| EXERCISE DETAILS |
In the entries, find all lines that hold the word "entwickeln" and copy them.

[Entries from a dataset]
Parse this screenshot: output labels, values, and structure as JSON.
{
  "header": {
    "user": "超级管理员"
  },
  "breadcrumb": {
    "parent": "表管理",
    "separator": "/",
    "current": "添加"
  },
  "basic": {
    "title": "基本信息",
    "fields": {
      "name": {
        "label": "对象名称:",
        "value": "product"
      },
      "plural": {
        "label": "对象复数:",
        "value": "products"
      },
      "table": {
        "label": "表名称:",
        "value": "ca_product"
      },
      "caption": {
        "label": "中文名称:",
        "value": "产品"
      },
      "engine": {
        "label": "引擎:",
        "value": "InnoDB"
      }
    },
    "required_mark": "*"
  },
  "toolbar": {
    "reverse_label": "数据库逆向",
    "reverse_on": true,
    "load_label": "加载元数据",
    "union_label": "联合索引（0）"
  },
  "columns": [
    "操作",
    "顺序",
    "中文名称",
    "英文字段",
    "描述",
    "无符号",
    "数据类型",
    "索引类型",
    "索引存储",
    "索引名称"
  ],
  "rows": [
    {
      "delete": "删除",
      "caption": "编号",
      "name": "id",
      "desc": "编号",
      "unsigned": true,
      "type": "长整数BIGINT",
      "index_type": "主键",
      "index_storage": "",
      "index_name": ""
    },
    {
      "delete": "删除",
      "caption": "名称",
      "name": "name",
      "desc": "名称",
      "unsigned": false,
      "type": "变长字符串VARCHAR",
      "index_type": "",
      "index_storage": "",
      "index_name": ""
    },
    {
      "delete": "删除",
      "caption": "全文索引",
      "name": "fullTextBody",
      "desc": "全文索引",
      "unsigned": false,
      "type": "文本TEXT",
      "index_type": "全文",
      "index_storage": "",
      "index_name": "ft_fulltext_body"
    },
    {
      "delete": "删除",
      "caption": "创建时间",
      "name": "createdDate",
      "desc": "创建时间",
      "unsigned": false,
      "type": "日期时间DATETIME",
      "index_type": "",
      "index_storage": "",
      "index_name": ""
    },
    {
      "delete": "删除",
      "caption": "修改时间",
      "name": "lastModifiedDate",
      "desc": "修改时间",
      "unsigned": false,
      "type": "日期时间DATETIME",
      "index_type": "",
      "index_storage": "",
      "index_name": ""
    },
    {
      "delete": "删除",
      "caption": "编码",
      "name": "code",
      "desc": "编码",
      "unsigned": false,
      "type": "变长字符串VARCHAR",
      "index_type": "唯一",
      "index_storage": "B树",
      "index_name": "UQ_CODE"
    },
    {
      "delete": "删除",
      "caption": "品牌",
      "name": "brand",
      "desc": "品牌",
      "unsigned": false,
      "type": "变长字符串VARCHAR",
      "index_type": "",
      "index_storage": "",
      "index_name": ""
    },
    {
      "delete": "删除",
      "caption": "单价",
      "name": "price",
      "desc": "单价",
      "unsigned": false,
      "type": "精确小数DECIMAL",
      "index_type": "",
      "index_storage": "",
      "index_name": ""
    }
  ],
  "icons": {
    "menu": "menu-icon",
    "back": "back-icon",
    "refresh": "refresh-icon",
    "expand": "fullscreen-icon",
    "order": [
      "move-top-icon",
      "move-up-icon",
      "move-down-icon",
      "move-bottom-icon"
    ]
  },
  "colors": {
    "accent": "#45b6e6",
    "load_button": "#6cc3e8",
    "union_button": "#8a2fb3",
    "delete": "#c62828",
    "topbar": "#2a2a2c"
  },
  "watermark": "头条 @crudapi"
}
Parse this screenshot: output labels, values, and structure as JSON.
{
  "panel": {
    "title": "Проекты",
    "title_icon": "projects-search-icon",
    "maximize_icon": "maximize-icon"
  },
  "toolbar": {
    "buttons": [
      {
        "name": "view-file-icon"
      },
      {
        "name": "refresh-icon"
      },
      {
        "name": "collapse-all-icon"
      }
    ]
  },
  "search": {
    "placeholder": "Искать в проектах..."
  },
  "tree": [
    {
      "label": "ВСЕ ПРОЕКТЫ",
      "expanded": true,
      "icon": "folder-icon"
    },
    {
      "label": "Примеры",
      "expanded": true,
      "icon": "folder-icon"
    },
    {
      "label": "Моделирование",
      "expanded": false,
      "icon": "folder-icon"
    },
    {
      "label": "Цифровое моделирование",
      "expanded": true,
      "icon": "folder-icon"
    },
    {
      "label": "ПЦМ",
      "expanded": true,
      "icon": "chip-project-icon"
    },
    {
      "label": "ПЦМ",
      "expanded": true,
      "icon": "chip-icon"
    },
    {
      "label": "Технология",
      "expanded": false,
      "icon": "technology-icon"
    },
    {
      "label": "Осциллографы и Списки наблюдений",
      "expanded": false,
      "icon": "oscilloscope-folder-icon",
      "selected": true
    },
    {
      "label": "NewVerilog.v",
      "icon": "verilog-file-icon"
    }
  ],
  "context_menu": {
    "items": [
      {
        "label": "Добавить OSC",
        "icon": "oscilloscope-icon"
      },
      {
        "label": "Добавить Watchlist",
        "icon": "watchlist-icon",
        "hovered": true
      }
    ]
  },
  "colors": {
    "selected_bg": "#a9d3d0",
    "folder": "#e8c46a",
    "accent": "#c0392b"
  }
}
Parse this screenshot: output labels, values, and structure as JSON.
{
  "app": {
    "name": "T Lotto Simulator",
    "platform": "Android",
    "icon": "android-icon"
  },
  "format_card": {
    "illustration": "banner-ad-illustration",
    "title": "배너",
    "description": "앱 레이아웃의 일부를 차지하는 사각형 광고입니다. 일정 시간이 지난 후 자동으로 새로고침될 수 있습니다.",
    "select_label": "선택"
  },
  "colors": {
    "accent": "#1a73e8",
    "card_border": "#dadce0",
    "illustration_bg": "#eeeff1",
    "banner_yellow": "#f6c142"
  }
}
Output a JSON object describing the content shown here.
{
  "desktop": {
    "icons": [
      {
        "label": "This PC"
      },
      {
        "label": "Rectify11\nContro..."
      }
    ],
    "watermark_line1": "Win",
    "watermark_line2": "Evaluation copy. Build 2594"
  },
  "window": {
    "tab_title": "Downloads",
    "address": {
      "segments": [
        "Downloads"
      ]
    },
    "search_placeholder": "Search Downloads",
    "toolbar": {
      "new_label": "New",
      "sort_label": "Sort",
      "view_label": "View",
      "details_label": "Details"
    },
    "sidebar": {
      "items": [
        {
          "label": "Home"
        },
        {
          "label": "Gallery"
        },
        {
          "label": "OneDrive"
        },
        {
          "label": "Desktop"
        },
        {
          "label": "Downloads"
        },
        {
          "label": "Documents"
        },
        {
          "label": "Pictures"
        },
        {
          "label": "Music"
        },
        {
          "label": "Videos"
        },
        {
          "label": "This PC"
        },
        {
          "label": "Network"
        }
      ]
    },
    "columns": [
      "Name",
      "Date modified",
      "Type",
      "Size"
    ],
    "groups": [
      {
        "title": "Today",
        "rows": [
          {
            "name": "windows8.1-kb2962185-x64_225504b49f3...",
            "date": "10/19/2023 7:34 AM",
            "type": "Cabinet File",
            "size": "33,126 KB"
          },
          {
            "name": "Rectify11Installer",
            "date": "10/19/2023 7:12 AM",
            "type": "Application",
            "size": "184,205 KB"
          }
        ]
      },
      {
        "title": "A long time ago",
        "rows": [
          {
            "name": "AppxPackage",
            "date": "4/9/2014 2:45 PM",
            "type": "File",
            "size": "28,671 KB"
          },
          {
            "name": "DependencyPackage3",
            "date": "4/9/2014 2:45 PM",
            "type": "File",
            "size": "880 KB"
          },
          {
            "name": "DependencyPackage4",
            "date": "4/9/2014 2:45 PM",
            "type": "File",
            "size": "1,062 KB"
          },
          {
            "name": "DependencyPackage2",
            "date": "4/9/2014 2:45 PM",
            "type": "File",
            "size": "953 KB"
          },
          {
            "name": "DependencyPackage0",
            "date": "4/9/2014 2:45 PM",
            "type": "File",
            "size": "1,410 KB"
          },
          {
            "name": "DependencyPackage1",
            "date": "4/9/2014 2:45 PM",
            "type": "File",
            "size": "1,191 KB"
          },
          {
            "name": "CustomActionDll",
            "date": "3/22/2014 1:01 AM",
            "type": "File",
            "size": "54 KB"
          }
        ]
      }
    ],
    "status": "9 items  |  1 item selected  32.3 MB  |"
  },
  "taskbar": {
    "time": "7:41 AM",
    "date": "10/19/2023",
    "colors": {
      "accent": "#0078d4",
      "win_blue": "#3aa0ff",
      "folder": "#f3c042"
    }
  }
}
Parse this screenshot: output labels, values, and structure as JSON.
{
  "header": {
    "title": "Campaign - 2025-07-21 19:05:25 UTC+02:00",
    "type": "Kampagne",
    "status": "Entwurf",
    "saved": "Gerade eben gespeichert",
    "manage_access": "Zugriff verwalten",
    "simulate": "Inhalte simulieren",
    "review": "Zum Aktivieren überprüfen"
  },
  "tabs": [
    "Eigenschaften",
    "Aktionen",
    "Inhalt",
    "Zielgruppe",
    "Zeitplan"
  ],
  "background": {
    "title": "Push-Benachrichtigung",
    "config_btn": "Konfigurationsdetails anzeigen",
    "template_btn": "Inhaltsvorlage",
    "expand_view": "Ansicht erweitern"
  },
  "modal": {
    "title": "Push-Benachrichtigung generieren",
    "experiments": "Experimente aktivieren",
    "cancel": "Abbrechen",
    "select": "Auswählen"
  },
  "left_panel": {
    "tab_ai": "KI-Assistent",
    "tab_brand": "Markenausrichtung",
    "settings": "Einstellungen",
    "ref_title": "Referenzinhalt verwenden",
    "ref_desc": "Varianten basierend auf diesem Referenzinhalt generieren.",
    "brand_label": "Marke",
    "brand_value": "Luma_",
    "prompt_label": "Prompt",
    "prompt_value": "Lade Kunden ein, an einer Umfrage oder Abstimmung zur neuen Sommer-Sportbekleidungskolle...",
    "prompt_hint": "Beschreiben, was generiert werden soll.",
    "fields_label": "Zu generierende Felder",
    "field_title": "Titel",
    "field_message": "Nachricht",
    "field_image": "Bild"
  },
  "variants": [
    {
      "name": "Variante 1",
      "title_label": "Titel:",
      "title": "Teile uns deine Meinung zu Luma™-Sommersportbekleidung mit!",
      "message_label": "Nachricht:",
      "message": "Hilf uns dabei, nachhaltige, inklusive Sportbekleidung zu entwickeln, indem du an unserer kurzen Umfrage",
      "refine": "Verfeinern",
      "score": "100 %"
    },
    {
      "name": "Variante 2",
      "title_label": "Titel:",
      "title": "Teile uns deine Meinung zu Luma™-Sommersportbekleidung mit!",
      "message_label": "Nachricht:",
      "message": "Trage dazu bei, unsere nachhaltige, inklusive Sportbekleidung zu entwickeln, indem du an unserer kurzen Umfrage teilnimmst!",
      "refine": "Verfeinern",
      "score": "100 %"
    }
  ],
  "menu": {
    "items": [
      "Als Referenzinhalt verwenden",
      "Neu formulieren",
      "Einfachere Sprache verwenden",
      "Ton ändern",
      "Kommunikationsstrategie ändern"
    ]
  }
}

| OUTPUT BELOW |
      "message": "Hilf uns dabei, nachhaltige, inklusive Sportbekleidung zu entwickeln, indem du an unserer kurzen Umfrage",
      "message": "Trage dazu bei, unsere nachhaltige, inklusive Sportbekleidung zu entwickeln, indem du an unserer kurzen Umfrage teilnimmst!",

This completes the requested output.